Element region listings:
★ ★ ★ ★
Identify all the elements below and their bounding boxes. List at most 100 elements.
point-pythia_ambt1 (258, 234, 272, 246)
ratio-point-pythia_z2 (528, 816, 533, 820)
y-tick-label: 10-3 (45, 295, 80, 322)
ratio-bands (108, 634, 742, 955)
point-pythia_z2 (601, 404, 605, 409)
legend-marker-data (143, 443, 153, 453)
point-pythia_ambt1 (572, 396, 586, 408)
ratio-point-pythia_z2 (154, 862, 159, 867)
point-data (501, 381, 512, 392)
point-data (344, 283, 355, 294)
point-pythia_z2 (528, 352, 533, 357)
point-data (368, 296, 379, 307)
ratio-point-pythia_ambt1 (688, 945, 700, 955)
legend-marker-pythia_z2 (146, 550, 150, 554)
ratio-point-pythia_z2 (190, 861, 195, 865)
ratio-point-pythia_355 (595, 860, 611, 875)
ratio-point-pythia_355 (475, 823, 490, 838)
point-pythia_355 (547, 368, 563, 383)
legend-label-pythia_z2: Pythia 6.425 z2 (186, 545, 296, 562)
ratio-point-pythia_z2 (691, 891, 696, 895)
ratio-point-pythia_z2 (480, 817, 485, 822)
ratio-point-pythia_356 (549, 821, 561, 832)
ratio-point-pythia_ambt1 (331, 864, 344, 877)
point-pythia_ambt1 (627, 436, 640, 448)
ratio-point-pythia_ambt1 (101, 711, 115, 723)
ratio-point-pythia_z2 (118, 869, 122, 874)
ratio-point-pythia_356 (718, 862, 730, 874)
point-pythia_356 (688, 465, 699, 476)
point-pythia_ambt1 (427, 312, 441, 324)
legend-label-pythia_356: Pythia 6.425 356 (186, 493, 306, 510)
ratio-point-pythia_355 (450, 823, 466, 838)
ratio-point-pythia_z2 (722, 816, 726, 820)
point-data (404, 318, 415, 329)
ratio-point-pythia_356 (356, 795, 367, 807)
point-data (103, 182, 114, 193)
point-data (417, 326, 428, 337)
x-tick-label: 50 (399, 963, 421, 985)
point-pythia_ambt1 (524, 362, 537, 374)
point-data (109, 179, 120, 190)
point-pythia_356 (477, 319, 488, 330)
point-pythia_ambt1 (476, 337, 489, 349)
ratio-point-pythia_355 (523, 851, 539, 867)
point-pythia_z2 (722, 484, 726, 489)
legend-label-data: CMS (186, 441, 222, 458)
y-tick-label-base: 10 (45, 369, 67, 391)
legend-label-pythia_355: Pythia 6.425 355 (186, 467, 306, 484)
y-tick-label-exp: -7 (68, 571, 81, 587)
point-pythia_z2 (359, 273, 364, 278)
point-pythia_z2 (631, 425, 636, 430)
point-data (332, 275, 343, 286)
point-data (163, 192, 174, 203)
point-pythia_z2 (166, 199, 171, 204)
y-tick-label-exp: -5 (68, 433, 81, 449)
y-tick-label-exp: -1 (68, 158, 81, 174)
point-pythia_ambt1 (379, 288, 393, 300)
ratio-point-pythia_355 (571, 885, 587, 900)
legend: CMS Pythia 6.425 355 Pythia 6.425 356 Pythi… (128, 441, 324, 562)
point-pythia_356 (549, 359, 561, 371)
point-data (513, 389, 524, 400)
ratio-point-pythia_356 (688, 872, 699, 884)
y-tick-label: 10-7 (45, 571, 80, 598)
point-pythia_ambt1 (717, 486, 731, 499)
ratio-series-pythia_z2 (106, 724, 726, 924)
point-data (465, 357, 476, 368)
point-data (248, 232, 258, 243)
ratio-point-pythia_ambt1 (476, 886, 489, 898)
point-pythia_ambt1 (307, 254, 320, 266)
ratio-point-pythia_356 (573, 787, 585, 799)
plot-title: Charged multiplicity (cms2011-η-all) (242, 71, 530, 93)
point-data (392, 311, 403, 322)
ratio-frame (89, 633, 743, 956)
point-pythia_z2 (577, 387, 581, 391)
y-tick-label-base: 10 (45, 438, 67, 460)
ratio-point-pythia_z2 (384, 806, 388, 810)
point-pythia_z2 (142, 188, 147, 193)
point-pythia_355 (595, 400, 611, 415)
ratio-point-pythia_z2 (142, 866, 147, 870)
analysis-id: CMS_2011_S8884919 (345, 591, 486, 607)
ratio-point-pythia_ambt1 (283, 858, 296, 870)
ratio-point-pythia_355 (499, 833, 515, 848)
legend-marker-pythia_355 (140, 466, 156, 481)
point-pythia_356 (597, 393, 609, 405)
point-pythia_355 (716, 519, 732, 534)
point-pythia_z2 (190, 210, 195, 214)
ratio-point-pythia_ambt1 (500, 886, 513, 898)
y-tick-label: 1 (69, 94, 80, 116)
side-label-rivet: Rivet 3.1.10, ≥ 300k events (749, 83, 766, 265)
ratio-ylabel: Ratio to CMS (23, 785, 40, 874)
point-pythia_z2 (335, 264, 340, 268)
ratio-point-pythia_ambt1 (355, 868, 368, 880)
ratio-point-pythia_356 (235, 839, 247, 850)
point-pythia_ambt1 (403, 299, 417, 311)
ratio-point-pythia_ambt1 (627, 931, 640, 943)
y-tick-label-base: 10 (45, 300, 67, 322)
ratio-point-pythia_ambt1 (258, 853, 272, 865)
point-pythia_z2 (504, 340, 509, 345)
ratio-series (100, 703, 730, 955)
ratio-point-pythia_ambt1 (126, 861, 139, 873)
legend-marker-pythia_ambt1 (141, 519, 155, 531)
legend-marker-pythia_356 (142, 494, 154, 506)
★ ★ ★ ★
AIM >> How many lines in the records contain the string "series"? Reply with the number alone.

RESULT BELOW >> 2